Scan the lines below for "dans" and copy the matches.

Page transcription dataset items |
--- START ---

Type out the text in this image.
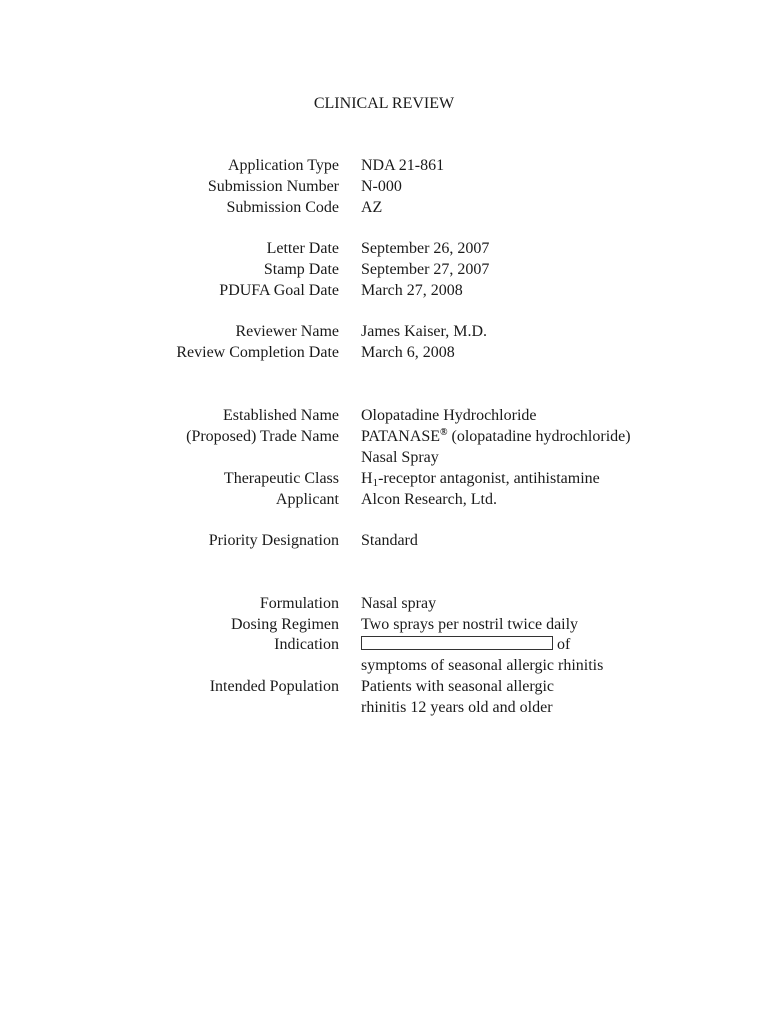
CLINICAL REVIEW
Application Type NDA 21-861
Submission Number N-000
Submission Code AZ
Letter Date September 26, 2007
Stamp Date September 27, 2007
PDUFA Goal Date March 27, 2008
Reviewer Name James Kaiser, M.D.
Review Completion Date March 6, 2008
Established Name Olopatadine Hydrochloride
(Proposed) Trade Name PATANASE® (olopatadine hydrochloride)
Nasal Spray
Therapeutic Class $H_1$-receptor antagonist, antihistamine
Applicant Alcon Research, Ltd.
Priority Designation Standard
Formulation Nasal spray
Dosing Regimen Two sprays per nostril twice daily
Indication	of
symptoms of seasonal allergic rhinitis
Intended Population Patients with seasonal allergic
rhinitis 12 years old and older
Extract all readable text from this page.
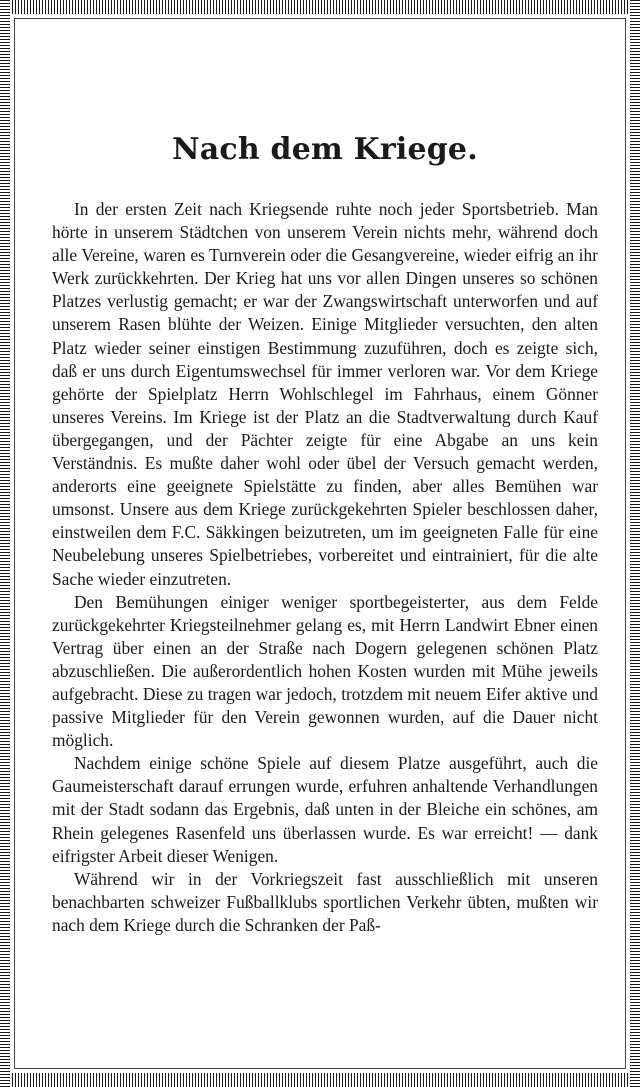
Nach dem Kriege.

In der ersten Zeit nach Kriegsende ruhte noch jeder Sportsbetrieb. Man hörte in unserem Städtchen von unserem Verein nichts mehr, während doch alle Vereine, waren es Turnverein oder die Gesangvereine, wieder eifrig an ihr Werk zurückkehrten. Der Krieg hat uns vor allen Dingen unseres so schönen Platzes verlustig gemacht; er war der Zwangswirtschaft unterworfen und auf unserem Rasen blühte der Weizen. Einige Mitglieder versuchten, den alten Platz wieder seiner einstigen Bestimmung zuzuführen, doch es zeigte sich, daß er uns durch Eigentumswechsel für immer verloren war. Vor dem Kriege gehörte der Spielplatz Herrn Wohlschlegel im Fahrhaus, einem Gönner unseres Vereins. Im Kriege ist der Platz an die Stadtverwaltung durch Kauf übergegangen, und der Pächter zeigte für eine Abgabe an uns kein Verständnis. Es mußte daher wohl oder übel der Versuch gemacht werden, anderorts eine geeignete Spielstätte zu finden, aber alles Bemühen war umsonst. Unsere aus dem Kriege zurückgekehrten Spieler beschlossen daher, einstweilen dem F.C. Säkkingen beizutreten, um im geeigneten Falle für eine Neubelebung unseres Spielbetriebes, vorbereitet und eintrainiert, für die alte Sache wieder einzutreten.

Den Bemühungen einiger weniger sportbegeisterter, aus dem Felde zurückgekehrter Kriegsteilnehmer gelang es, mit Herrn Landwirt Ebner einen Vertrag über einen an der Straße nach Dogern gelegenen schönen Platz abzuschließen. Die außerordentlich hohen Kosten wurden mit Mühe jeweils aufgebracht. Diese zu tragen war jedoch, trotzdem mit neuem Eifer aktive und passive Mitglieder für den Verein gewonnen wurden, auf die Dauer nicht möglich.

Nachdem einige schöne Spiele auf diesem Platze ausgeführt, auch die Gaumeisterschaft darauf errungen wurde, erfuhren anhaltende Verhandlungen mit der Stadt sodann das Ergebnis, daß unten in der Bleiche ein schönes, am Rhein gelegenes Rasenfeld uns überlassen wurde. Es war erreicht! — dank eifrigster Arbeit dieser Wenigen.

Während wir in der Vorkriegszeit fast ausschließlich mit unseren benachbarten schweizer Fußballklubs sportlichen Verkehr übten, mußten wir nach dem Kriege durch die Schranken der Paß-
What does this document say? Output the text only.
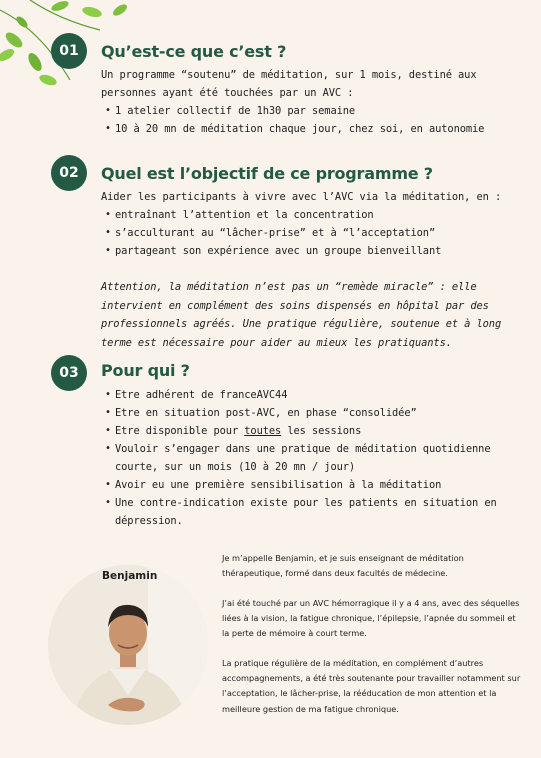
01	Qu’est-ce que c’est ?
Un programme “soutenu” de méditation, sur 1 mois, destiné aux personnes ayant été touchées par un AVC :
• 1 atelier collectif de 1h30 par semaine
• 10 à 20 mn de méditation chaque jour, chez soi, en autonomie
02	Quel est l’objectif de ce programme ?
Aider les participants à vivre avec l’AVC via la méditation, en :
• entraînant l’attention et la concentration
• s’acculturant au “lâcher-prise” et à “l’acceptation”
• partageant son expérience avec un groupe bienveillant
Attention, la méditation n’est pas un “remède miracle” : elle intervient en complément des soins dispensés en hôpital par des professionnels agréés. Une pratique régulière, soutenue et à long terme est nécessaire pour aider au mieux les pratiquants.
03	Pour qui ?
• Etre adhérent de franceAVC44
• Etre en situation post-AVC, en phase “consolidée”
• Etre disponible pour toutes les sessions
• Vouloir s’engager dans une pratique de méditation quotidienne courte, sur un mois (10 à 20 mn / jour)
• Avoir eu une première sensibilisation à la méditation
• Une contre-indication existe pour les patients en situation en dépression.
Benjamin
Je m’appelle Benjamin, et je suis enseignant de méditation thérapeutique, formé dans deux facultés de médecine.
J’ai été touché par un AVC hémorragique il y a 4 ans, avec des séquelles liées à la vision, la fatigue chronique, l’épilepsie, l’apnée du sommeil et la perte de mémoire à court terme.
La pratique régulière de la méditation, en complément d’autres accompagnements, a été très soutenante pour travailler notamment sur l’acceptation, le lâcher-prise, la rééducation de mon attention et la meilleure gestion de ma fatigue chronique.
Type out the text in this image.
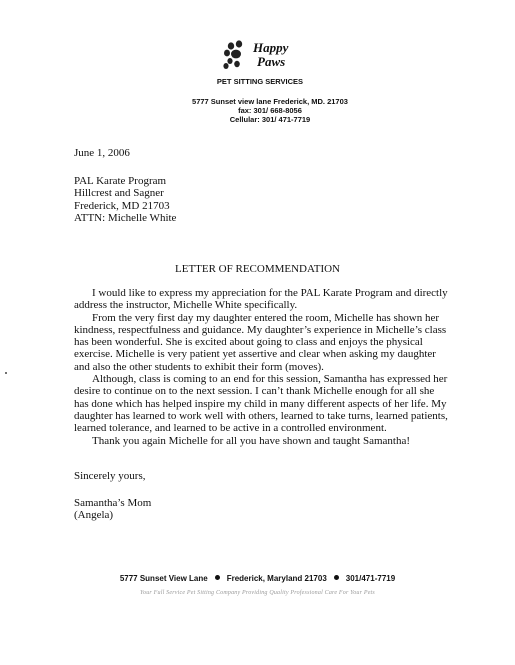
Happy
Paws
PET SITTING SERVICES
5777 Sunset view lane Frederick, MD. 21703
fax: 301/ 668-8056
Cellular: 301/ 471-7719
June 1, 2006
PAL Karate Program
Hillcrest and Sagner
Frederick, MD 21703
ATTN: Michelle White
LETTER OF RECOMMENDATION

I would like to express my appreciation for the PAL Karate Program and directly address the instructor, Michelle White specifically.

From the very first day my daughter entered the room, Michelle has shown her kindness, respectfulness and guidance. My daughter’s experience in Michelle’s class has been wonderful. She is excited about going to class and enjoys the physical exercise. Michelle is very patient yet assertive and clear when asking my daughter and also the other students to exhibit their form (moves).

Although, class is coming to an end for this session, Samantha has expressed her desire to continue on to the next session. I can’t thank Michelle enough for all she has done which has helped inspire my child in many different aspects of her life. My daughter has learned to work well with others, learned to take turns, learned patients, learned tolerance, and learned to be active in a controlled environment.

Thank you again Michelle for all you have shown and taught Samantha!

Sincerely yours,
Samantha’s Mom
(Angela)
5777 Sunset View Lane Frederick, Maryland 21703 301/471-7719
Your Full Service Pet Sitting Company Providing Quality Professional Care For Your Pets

--- END ---

Task response |
• Vouloir s’engager dans une pratique de méditation quotidienne courte, sur un mois (10 à 20 mn / jour)
Je m’appelle Benjamin, et je suis enseignant de méditation thérapeutique, formé dans deux facultés de médecine.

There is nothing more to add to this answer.